(DATASET RECORDS Opens)

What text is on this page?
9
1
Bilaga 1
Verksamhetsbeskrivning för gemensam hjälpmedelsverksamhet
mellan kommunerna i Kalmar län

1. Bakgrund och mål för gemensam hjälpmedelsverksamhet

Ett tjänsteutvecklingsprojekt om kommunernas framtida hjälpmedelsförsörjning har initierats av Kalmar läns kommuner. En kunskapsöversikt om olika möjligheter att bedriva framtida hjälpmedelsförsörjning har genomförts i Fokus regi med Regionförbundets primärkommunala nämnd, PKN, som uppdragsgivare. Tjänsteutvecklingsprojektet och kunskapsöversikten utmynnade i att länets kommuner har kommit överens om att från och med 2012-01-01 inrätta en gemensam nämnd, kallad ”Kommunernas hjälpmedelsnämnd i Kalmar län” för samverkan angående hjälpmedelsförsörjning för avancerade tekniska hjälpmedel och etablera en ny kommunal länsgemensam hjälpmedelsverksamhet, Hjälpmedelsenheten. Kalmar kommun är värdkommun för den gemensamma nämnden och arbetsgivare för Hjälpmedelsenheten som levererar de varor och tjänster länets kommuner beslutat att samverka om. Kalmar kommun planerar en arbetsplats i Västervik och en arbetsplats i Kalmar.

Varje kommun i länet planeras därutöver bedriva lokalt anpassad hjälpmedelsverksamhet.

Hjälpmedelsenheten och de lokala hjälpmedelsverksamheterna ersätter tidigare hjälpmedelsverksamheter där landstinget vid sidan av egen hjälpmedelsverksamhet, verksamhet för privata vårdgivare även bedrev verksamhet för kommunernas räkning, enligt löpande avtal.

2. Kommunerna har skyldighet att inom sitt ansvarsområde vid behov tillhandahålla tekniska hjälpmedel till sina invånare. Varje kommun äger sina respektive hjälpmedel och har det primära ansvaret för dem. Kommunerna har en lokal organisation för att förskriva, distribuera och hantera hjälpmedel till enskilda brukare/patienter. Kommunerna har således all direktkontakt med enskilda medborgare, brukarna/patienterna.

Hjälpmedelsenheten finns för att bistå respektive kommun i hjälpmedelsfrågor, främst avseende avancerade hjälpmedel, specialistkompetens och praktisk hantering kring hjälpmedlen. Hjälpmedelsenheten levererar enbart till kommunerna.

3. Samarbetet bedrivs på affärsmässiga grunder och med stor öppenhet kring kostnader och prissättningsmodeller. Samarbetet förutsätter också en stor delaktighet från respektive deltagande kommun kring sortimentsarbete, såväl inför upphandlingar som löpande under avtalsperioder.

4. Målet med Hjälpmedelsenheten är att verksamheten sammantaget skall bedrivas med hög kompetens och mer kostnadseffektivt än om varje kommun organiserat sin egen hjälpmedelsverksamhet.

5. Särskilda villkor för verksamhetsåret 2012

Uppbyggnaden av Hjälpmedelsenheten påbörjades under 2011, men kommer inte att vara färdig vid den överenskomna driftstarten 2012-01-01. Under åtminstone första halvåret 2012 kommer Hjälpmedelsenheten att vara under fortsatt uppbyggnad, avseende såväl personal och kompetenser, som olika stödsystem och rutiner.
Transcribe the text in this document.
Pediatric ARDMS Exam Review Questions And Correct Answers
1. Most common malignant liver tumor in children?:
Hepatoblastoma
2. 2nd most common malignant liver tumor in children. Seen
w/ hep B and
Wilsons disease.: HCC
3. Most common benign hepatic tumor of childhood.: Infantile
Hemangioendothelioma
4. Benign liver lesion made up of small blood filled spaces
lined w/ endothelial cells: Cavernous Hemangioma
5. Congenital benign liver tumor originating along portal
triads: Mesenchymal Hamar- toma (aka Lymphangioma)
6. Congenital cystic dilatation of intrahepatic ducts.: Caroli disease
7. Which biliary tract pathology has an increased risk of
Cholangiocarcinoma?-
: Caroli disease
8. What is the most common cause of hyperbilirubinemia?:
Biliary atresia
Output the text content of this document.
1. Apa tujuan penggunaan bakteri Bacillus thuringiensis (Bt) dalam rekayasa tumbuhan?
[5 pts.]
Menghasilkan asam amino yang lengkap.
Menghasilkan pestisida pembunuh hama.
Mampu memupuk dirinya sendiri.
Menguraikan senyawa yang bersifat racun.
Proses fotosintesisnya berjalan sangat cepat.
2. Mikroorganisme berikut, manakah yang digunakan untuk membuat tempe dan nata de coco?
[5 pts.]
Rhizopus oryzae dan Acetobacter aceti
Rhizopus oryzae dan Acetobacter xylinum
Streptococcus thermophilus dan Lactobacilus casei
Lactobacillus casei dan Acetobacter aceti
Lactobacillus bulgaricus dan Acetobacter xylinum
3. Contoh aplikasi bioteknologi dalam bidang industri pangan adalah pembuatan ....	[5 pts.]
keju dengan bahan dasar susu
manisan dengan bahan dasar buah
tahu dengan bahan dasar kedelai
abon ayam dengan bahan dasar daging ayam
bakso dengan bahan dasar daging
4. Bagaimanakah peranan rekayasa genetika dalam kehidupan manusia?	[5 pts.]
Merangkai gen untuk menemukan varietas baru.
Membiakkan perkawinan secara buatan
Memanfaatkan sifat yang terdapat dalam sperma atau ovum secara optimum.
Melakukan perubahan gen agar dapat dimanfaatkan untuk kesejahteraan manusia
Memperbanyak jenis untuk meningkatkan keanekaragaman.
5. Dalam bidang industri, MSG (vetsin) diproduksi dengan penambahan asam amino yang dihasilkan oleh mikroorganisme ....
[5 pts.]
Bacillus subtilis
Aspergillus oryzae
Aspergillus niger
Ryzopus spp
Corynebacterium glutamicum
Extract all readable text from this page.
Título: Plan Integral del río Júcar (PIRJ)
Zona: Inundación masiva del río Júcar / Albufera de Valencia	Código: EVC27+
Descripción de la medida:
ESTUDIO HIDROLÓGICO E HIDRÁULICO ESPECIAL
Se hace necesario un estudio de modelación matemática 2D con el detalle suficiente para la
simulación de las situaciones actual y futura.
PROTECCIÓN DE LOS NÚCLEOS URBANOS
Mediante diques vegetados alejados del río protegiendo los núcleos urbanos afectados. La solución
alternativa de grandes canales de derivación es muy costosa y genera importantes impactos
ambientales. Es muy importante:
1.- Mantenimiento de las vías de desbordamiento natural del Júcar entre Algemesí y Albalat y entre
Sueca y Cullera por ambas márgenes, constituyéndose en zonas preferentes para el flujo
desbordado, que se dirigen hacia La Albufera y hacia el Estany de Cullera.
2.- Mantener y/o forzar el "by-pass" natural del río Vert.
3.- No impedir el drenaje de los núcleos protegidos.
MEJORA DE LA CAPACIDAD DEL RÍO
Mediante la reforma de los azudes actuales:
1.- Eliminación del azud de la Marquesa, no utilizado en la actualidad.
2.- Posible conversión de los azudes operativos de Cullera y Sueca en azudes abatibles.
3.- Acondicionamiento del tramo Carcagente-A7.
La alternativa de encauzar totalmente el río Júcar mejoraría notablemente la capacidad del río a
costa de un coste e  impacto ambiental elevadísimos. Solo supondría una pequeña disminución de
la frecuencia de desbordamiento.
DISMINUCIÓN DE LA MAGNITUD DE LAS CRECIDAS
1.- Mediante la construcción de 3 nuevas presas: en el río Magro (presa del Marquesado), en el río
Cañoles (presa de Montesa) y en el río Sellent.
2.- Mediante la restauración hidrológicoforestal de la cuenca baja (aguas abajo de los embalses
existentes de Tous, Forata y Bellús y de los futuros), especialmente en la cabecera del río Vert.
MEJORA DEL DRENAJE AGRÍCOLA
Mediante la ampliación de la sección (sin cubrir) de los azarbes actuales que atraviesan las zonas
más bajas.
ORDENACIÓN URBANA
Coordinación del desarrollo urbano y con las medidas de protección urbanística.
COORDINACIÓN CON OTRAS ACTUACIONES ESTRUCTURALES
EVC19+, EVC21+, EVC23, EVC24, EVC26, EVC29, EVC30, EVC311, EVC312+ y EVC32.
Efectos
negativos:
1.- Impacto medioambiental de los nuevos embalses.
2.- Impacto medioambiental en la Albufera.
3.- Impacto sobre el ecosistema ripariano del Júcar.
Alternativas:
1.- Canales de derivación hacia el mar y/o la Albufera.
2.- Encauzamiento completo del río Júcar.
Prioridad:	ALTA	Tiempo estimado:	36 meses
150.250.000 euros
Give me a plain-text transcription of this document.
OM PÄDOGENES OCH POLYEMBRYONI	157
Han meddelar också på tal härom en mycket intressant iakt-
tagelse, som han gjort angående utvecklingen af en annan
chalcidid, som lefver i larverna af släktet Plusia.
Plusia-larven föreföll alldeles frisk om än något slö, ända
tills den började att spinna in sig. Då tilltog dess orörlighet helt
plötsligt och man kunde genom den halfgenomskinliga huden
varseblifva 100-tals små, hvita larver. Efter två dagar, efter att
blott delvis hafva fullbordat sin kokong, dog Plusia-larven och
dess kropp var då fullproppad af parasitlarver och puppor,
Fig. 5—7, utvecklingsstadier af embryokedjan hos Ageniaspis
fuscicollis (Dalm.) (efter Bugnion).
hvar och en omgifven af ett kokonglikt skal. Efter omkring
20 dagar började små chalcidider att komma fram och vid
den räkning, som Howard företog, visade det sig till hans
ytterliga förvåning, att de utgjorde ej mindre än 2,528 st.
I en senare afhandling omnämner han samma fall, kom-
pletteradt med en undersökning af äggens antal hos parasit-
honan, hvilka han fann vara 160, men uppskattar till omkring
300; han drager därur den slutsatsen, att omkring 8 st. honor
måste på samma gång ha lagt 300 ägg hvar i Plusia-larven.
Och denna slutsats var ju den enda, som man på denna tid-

(DATASET RECORDS Closes)

:: BRIEF ::
Scan the entries above for the string "Acetobacter" and copy each line that contains it.

:: RESPONSE FOR THIS EXERCISE ::
Rhizopus oryzae dan Acetobacter aceti
Rhizopus oryzae dan Acetobacter xylinum
Lactobacillus casei dan Acetobacter aceti
Lactobacillus bulgaricus dan Acetobacter xylinum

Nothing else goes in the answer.